Start
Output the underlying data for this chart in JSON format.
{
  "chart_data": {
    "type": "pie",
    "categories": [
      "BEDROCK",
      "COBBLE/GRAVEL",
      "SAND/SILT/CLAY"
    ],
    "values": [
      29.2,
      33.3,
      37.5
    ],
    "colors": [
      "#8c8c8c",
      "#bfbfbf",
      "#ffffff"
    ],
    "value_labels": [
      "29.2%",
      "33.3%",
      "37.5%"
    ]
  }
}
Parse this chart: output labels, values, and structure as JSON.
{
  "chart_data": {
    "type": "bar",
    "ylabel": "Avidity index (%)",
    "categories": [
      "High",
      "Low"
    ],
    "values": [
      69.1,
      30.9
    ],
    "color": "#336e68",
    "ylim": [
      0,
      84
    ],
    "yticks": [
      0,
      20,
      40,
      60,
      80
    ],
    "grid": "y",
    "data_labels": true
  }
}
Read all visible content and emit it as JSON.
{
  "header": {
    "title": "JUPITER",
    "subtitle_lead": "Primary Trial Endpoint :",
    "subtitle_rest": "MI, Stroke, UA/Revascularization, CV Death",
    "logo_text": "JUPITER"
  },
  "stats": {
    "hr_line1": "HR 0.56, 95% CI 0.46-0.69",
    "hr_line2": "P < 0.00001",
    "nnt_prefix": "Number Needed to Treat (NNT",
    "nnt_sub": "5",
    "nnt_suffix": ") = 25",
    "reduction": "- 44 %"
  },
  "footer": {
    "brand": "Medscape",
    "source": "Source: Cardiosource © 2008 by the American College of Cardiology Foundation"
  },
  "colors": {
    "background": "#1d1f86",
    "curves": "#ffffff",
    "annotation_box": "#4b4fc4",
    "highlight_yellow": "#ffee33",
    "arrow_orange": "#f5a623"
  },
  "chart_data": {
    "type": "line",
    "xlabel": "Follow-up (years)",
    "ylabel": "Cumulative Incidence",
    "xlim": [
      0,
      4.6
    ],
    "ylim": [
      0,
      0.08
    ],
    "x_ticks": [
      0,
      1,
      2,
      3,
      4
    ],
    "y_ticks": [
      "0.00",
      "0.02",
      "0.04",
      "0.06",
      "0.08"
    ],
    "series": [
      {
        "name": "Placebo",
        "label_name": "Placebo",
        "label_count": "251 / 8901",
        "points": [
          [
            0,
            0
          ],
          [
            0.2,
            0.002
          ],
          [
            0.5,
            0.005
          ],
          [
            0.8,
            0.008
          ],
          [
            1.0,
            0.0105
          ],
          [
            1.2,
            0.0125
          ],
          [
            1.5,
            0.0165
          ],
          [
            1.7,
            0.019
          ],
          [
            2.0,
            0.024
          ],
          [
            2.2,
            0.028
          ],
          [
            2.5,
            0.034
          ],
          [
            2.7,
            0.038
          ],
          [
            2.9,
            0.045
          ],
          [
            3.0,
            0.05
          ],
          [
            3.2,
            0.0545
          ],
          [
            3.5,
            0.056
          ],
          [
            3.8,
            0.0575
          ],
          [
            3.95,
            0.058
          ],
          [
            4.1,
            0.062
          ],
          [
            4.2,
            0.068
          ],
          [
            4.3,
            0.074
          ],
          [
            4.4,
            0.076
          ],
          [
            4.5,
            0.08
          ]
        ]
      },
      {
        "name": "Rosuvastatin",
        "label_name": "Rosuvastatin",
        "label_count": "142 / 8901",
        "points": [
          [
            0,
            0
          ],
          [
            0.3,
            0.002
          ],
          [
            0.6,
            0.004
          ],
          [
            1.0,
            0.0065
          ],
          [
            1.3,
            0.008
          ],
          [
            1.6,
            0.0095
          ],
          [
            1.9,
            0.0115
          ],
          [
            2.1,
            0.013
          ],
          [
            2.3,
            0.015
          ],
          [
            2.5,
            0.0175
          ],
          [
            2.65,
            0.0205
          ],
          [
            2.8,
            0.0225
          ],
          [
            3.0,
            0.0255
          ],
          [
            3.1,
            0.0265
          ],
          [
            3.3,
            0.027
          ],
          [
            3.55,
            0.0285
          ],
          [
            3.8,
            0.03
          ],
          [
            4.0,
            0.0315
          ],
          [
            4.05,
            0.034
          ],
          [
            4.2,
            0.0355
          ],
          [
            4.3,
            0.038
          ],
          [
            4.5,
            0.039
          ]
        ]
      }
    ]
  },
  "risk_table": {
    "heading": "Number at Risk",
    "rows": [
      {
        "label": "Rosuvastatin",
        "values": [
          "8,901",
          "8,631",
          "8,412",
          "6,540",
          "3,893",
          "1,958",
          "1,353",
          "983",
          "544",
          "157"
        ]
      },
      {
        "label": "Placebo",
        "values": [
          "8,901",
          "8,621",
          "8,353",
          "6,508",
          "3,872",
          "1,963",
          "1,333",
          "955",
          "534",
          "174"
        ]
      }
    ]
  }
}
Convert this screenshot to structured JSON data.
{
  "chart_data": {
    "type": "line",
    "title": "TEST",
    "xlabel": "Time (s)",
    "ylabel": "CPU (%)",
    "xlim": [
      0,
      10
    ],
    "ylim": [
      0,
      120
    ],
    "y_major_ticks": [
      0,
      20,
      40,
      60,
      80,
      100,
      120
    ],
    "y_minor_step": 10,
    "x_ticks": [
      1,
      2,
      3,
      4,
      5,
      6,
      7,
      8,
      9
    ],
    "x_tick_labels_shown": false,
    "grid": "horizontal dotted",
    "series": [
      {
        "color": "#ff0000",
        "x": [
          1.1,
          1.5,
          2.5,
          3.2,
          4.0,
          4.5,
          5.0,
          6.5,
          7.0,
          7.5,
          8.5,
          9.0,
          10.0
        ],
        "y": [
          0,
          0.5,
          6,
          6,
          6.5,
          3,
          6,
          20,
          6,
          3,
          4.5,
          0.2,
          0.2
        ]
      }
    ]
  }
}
End
• _GOAL_
Each of the records should be retyped exactly.

• _WRITTEN RESPONSE_
Output the underlying data for this chart in JSON format.
{
  "chart_data": {
    "type": "pie",
    "categories": [
      "BEDROCK",
      "COBBLE/GRAVEL",
      "SAND/SILT/CLAY"
    ],
    "values": [
      29.2,
      33.3,
      37.5
    ],
    "colors": [
      "#8c8c8c",
      "#bfbfbf",
      "#ffffff"
    ],
    "value_labels": [
      "29.2%",
      "33.3%",
      "37.5%"
    ]
  }
}
Parse this chart: output labels, values, and structure as JSON.
{
  "chart_data": {
    "type": "bar",
    "ylabel": "Avidity index (%)",
    "categories": [
      "High",
      "Low"
    ],
    "values": [
      69.1,
      30.9
    ],
    "color": "#336e68",
    "ylim": [
      0,
      84
    ],
    "yticks": [
      0,
      20,
      40,
      60,
      80
    ],
    "grid": "y",
    "data_labels": true
  }
}
Read all visible content and emit it as JSON.
{
  "header": {
    "title": "JUPITER",
    "subtitle_lead": "Primary Trial Endpoint :",
    "subtitle_rest": "MI, Stroke, UA/Revascularization, CV Death",
    "logo_text": "JUPITER"
  },
  "stats": {
    "hr_line1": "HR 0.56, 95% CI 0.46-0.69",
    "hr_line2": "P < 0.00001",
    "nnt_prefix": "Number Needed to Treat (NNT",
    "nnt_sub": "5",
    "nnt_suffix": ") = 25",
    "reduction": "- 44 %"
  },
  "footer": {
    "brand": "Medscape",
    "source": "Source: Cardiosource © 2008 by the American College of Cardiology Foundation"
  },
  "colors": {
    "background": "#1d1f86",
    "curves": "#ffffff",
    "annotation_box": "#4b4fc4",
    "highlight_yellow": "#ffee33",
    "arrow_orange": "#f5a623"
  },
  "chart_data": {
    "type": "line",
    "xlabel": "Follow-up (years)",
    "ylabel": "Cumulative Incidence",
    "xlim": [
      0,
      4.6
    ],
    "ylim": [
      0,
      0.08
    ],
    "x_ticks": [
      0,
      1,
      2,
      3,
      4
    ],
    "y_ticks": [
      "0.00",
      "0.02",
      "0.04",
      "0.06",
      "0.08"
    ],
    "series": [
      {
        "name": "Placebo",
        "label_name": "Placebo",
        "label_count": "251 / 8901",
        "points": [
          [
            0,
            0
          ],
          [
            0.2,
            0.002
          ],
          [
            0.5,
            0.005
          ],
          [
            0.8,
            0.008
          ],
          [
            1.0,
            0.0105
          ],
          [
            1.2,
            0.0125
          ],
          [
            1.5,
            0.0165
          ],
          [
            1.7,
            0.019
          ],
          [
            2.0,
            0.024
          ],
          [
            2.2,
            0.028
          ],
          [
            2.5,
            0.034
          ],
          [
            2.7,
            0.038
          ],
          [
            2.9,
            0.045
          ],
          [
            3.0,
            0.05
          ],
          [
            3.2,
            0.0545
          ],
          [
            3.5,
            0.056
          ],
          [
            3.8,
            0.0575
          ],
          [
            3.95,
            0.058
          ],
          [
            4.1,
            0.062
          ],
          [
            4.2,
            0.068
          ],
          [
            4.3,
            0.074
          ],
          [
            4.4,
            0.076
          ],
          [
            4.5,
            0.08
          ]
        ]
      },
      {
        "name": "Rosuvastatin",
        "label_name": "Rosuvastatin",
        "label_count": "142 / 8901",
        "points": [
          [
            0,
            0
          ],
          [
            0.3,
            0.002
          ],
          [
            0.6,
            0.004
          ],
          [
            1.0,
            0.0065
          ],
          [
            1.3,
            0.008
          ],
          [
            1.6,
            0.0095
          ],
          [
            1.9,
            0.0115
          ],
          [
            2.1,
            0.013
          ],
          [
            2.3,
            0.015
          ],
          [
            2.5,
            0.0175
          ],
          [
            2.65,
            0.0205
          ],
          [
            2.8,
            0.0225
          ],
          [
            3.0,
            0.0255
          ],
          [
            3.1,
            0.0265
          ],
          [
            3.3,
            0.027
          ],
          [
            3.55,
            0.0285
          ],
          [
            3.8,
            0.03
          ],
          [
            4.0,
            0.0315
          ],
          [
            4.05,
            0.034
          ],
          [
            4.2,
            0.0355
          ],
          [
            4.3,
            0.038
          ],
          [
            4.5,
            0.039
          ]
        ]
      }
    ]
  },
  "risk_table": {
    "heading": "Number at Risk",
    "rows": [
      {
        "label": "Rosuvastatin",
        "values": [
          "8,901",
          "8,631",
          "8,412",
          "6,540",
          "3,893",
          "1,958",
          "1,353",
          "983",
          "544",
          "157"
        ]
      },
      {
        "label": "Placebo",
        "values": [
          "8,901",
          "8,621",
          "8,353",
          "6,508",
          "3,872",
          "1,963",
          "1,333",
          "955",
          "534",
          "174"
        ]
      }
    ]
  }
}
Convert this screenshot to structured JSON data.
{
  "chart_data": {
    "type": "line",
    "title": "TEST",
    "xlabel": "Time (s)",
    "ylabel": "CPU (%)",
    "xlim": [
      0,
      10
    ],
    "ylim": [
      0,
      120
    ],
    "y_major_ticks": [
      0,
      20,
      40,
      60,
      80,
      100,
      120
    ],
    "y_minor_step": 10,
    "x_ticks": [
      1,
      2,
      3,
      4,
      5,
      6,
      7,
      8,
      9
    ],
    "x_tick_labels_shown": false,
    "grid": "horizontal dotted",
    "series": [
      {
        "color": "#ff0000",
        "x": [
          1.1,
          1.5,
          2.5,
          3.2,
          4.0,
          4.5,
          5.0,
          6.5,
          7.0,
          7.5,
          8.5,
          9.0,
          10.0
        ],
        "y": [
          0,
          0.5,
          6,
          6,
          6.5,
          3,
          6,
          20,
          6,
          3,
          4.5,
          0.2,
          0.2
        ]
      }
    ]
  }
}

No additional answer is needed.